Required actions:
1/ How often is Developmental Biology offered, according to the post about taking the course?
2/ Please carry on the post about the Developmental Biology course from where it stops.

Sea Urchins, Chick Embryos, and Fruit Flies: Oh, My!
With science in my major title, I’m no stranger to STEM courses at Arcadia. Typically in scientific illustration, you will take a couple science classes per year, and going into my senior year fall, I only needed one 300-level to round them out. With a couple different options, I went with Developmental Biology, a course offered every other year, and it’s been one of the most fascinating courses I have taken yet.
Developmental biology is the study of the processes of cell differentiation, tissue morphogenesis, and organogenesis in animals. Essentially, the course is a study on how embryos develop into full beings and the mechanisms for how this happens. Since the topic is deeply complex, this science looks at a few different creatures called “model organisms” that have provided insight into how different developmental processes occur. In our weekly labs, we would then get to study these organisms and processes for ourselves to better understand what we had learned!

Data listing:

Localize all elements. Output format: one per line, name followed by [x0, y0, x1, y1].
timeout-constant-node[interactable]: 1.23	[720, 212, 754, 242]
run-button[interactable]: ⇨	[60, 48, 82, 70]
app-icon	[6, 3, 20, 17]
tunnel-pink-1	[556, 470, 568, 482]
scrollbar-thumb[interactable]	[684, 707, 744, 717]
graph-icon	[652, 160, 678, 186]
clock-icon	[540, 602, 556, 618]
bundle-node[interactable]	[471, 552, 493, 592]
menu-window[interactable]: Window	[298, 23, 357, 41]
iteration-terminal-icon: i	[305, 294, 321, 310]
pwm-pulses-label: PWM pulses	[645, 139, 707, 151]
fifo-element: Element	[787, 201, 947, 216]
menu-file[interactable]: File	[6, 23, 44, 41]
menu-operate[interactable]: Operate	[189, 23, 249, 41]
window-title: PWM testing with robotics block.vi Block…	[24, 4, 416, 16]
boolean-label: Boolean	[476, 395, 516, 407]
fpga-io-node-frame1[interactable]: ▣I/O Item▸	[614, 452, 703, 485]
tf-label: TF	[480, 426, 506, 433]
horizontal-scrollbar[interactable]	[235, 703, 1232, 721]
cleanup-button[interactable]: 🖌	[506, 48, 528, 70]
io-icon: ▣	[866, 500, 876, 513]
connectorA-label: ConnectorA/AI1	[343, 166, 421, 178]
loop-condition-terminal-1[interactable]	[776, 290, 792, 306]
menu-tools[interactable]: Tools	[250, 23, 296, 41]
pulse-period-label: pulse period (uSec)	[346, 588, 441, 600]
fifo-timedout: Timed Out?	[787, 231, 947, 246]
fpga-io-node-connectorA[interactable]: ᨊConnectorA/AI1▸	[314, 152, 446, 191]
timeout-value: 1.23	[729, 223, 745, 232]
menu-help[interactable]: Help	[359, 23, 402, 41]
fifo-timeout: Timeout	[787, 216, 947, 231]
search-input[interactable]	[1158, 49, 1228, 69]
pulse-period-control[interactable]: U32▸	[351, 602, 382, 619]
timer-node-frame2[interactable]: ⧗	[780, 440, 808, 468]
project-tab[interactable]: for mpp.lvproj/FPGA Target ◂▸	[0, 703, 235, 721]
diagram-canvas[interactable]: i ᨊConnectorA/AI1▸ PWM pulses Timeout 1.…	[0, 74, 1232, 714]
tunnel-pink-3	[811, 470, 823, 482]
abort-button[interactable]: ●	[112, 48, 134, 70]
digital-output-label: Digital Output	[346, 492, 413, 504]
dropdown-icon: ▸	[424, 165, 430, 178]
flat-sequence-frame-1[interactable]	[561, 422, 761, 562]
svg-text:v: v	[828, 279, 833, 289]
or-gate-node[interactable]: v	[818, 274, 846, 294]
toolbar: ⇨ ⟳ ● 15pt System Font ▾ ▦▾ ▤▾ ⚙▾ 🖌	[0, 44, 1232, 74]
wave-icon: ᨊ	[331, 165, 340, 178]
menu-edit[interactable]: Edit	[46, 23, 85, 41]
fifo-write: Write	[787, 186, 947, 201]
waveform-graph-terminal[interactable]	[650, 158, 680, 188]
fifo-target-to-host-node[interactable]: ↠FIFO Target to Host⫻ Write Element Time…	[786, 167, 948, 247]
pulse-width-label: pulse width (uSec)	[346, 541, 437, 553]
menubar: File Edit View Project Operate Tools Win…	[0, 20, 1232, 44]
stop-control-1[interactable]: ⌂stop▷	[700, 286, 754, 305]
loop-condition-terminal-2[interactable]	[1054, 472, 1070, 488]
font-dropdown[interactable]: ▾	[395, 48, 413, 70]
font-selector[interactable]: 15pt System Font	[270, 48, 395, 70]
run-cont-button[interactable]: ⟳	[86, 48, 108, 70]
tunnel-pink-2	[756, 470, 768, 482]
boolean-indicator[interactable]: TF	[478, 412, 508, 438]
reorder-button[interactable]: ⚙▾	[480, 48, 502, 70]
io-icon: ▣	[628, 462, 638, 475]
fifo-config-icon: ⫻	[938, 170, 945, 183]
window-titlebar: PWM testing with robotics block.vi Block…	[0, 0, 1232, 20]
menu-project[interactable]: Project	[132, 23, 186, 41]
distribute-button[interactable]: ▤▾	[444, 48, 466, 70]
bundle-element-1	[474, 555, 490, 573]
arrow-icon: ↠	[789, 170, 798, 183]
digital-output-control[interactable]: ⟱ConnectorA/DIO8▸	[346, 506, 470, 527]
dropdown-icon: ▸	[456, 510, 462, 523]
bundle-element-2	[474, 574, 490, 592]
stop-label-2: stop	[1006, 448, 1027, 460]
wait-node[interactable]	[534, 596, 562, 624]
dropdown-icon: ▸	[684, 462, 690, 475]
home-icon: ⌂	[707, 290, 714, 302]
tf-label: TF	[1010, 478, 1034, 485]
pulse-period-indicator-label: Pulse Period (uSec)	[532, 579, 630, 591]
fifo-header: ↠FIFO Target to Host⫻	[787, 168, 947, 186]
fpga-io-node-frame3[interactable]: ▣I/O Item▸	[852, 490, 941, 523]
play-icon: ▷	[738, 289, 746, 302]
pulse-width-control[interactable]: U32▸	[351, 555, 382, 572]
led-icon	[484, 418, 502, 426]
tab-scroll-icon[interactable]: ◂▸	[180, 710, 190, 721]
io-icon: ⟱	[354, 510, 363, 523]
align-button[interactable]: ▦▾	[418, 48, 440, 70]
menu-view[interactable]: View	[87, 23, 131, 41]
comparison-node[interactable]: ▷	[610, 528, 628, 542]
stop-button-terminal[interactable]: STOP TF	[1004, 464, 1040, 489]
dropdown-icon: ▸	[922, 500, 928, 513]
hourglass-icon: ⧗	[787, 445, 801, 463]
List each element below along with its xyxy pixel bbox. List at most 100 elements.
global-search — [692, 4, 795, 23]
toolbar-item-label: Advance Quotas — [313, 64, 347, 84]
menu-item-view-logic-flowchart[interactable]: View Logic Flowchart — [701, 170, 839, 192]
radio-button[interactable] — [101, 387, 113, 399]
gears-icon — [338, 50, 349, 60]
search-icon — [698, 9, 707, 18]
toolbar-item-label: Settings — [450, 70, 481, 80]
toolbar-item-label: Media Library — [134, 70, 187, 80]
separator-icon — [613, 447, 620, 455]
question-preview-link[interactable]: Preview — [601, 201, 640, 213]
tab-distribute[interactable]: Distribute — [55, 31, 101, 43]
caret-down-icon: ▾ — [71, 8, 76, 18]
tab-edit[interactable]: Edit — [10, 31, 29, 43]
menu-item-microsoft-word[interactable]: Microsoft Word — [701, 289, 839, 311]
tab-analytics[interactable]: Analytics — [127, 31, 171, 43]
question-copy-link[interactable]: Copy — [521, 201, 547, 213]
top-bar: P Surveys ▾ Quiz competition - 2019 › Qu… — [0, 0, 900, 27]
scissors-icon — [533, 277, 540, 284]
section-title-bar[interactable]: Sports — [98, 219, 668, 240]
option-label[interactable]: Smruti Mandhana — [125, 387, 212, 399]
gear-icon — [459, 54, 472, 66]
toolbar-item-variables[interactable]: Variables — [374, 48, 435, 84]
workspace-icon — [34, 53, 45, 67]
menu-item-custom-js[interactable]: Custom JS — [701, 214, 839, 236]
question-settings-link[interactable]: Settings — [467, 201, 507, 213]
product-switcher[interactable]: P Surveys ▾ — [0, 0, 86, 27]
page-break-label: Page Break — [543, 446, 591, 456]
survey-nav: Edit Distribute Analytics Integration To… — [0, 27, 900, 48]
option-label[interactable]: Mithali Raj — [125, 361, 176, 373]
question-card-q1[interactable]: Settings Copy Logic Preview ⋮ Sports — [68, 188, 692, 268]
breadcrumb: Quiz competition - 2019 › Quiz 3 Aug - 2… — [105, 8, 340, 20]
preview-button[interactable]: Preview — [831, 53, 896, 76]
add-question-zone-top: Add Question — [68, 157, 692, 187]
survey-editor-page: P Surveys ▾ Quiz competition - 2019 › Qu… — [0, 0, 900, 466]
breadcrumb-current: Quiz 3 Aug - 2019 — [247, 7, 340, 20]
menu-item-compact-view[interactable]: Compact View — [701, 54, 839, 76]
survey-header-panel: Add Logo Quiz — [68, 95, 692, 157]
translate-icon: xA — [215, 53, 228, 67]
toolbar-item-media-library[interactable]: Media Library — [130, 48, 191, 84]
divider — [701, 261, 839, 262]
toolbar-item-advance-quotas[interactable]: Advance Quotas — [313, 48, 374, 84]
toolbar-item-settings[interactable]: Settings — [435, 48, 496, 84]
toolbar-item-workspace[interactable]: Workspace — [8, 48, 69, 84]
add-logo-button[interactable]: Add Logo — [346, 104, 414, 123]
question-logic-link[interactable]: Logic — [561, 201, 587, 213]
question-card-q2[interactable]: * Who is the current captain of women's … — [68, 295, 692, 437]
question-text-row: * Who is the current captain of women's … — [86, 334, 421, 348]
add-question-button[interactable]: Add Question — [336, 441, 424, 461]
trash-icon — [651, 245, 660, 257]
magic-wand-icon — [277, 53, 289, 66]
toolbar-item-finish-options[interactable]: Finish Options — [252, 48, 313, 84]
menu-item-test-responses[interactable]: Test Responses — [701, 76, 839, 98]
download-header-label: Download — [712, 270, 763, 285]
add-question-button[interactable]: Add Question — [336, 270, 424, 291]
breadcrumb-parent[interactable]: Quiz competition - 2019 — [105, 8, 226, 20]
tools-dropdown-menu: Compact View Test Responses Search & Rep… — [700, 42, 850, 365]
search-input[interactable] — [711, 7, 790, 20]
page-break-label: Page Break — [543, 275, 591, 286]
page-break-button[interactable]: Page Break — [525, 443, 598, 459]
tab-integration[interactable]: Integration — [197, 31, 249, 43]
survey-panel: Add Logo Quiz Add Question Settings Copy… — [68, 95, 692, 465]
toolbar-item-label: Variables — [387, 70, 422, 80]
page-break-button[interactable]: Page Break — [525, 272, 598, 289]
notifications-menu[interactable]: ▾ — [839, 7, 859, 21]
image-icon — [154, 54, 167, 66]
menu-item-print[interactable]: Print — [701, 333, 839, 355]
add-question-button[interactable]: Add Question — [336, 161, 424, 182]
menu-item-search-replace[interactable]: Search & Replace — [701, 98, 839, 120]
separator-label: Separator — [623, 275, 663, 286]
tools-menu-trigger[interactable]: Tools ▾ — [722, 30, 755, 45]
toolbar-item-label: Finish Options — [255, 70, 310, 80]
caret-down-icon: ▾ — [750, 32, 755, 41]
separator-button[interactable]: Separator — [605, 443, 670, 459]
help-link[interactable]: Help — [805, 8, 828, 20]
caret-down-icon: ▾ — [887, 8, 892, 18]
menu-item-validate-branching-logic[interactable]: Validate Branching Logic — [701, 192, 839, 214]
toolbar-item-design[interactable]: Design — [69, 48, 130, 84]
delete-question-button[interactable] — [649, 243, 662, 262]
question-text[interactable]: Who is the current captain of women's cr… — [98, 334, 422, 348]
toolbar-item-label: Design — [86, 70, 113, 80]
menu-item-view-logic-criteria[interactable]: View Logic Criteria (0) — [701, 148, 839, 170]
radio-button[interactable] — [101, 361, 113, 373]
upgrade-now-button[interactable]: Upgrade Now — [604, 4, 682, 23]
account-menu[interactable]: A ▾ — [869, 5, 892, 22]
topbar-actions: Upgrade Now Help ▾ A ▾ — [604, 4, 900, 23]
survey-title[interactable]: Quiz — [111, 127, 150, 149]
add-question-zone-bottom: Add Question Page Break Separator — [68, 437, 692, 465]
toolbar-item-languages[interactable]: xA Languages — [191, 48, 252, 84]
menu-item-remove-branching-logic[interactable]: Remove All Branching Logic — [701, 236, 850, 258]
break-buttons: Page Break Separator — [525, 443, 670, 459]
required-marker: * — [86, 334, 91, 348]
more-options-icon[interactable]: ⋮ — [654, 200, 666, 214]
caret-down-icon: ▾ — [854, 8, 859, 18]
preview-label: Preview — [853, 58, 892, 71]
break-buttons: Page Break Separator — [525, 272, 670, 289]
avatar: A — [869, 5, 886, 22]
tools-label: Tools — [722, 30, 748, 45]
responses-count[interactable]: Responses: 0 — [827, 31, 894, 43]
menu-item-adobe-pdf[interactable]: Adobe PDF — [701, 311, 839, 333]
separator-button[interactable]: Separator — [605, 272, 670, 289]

Results of the tasks:
1/ Every other year.

2/
In one of our earliest labs, we had the task of fertilizing sea urchins so we could observe the fertilization process. We were given one sea urchin per lab group at random (and not knowing whether it was male or female), and once we did a chemical injection, the urchin would either produce sperm or eggs. Our urchin was female, so we borrowed some sperm from the table next to us and, in a separate dish, combined the sperm and the eggs and popped it under the microscope. Though it sounded like a strange task, it turned out to be fascinating to see the process and understand what was happening!
In another lab, we got to observe stages of chick embryos at different hours of development. Since chicks undergo external development in an egg (as opposed to internal development in the mother!). This makes them a great model for seeing the process of development. Our lab groups observed chick embryos at 48 hours into development, 72 hours into development, and 96 hours into development. Though it was only a few short hours in difference, there were major changes between each- in the earliest embryo, we could only see a few structures starting to form. At 72 hours, we could clearly see the notochord, parts of the brain, and other facial and limb structures forming. At 96 hours, most of the embryo was formed and we could even see the heart beating.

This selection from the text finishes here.